• **Work instructions**
Write out the entries verbatim and leave the images out of the copy.

-- Start Records to process --

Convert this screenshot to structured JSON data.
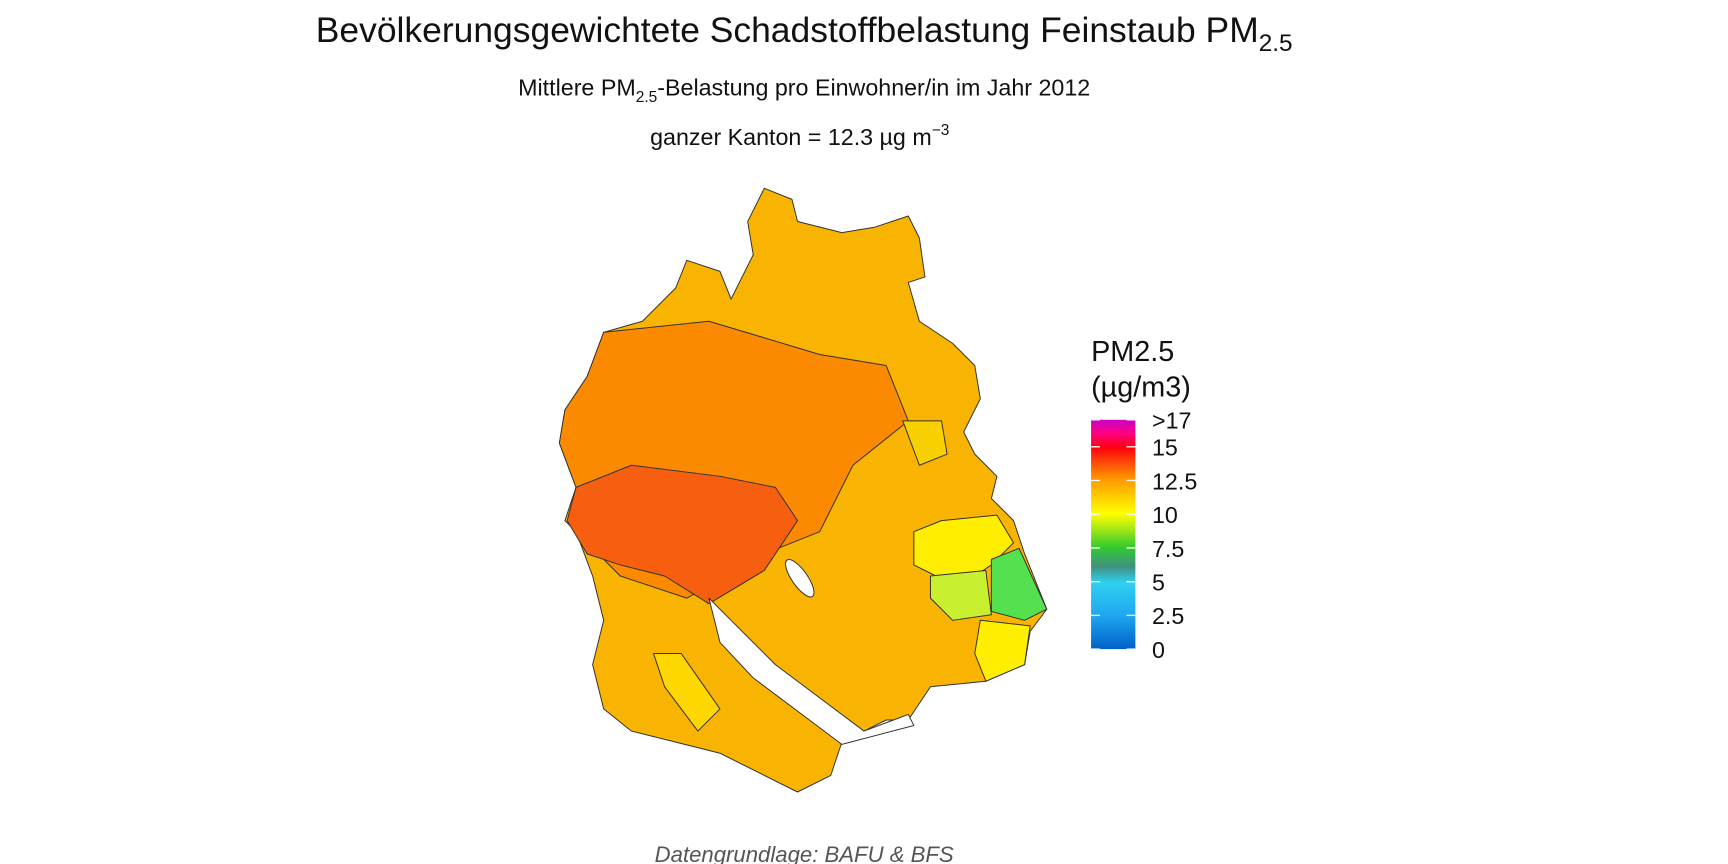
{
  "title": {
    "text": "Bevölkerungsgewichtete Schadstoffbelastung Feinstaub PM",
    "subscript": "2.5"
  },
  "subtitle": {
    "before": "Mittlere PM",
    "subscript": "2.5",
    "after": "-Belastung pro Einwohner/in im Jahr 2012"
  },
  "summary": {
    "text": "ganzer Kanton = 12.3 µg m",
    "superscript": "−3"
  },
  "legend": {
    "title": [
      "PM2.5",
      "(µg/m3)"
    ],
    "lim": [
      0,
      17
    ],
    "ticks": [
      0,
      2.5,
      5,
      7.5,
      10,
      12.5,
      15,
      {
        "value": 17,
        "label": ">17"
      }
    ]
  },
  "caption": "Datengrundlage: BAFU & BFS"
}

-- End Records to process --

• **Task answer**
Convert this screenshot to structured JSON data.
{
  "title": {
    "text": "Bevölkerungsgewichtete Schadstoffbelastung Feinstaub PM",
    "subscript": "2.5"
  },
  "subtitle": {
    "before": "Mittlere PM",
    "subscript": "2.5",
    "after": "-Belastung pro Einwohner/in im Jahr 2012"
  },
  "summary": {
    "text": "ganzer Kanton = 12.3 µg m",
    "superscript": "−3"
  },
  "legend": {
    "title": [
      "PM2.5",
      "(µg/m3)"
    ],
    "lim": [
      0,
      17
    ],
    "ticks": [
      0,
      2.5,
      5,
      7.5,
      10,
      12.5,
      15,
      {
        "value": 17,
        "label": ">17"
      }
    ]
  },
  "caption": "Datengrundlage: BAFU & BFS"
}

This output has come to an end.